» DESCRIPTION OF THE TASK
Repeat each entry word for word. Leave any images out of the copy.
====================
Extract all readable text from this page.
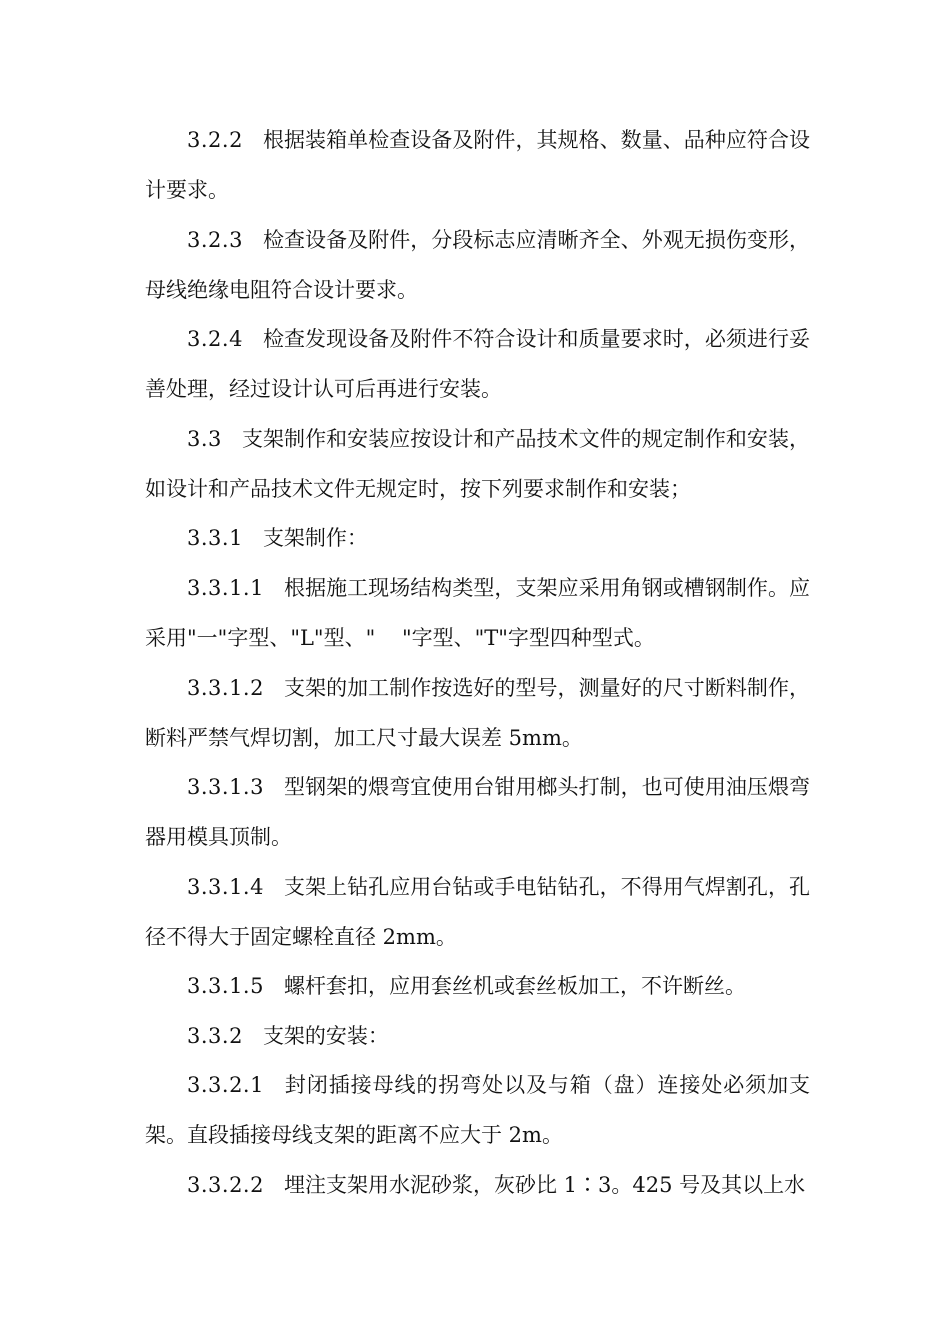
3.2.2 根据装箱单检查设备及附件，其规格、数量、品种应符合设计要求。

3.2.3 检查设备及附件，分段标志应清晰齐全、外观无损伤变形，母线绝缘电阻符合设计要求。

3.2.4 检查发现设备及附件不符合设计和质量要求时，必须进行妥善处理，经过设计认可后再进行安装。

3.3 支架制作和安装应按设计和产品技术文件的规定制作和安装，如设计和产品技术文件无规定时，按下列要求制作和安装；

3.3.1 支架制作：

3.3.1.1 根据施工现场结构类型，支架应采用角钢或槽钢制作。应采用"一"字型、"L"型、"    "字型、"T"字型四种型式。

3.3.1.2 支架的加工制作按选好的型号，测量好的尺寸断料制作，断料严禁气焊切割，加工尺寸最大误差 5mm。

3.3.1.3 型钢架的煨弯宜使用台钳用榔头打制，也可使用油压煨弯器用模具顶制。

3.3.1.4 支架上钻孔应用台钻或手电钻钻孔，不得用气焊割孔，孔径不得大于固定螺栓直径 2mm。

3.3.1.5 螺杆套扣，应用套丝机或套丝板加工，不许断丝。

3.3.2 支架的安装：

3.3.2.1 封闭插接母线的拐弯处以及与箱（盘）连接处必须加支架。直段插接母线支架的距离不应大于 2m。

3.3.2.2 埋注支架用水泥砂浆，灰砂比 1∶3。425 号及其以上水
====================
» THE RESPONSE
Extract all readable text from this page.
3.2.2 根据装箱单检查设备及附件，其规格、数量、品种应符合设计要求。

3.2.3 检查设备及附件，分段标志应清晰齐全、外观无损伤变形，母线绝缘电阻符合设计要求。

3.2.4 检查发现设备及附件不符合设计和质量要求时，必须进行妥善处理，经过设计认可后再进行安装。

3.3 支架制作和安装应按设计和产品技术文件的规定制作和安装，如设计和产品技术文件无规定时，按下列要求制作和安装；

3.3.1 支架制作：

3.3.1.1 根据施工现场结构类型，支架应采用角钢或槽钢制作。应采用"一"字型、"L"型、"    "字型、"T"字型四种型式。

3.3.1.2 支架的加工制作按选好的型号，测量好的尺寸断料制作，断料严禁气焊切割，加工尺寸最大误差 5mm。

3.3.1.3 型钢架的煨弯宜使用台钳用榔头打制，也可使用油压煨弯器用模具顶制。

3.3.1.4 支架上钻孔应用台钻或手电钻钻孔，不得用气焊割孔，孔径不得大于固定螺栓直径 2mm。

3.3.1.5 螺杆套扣，应用套丝机或套丝板加工，不许断丝。

3.3.2 支架的安装：

3.3.2.1 封闭插接母线的拐弯处以及与箱（盘）连接处必须加支架。直段插接母线支架的距离不应大于 2m。

3.3.2.2 埋注支架用水泥砂浆，灰砂比 1∶3。425 号及其以上水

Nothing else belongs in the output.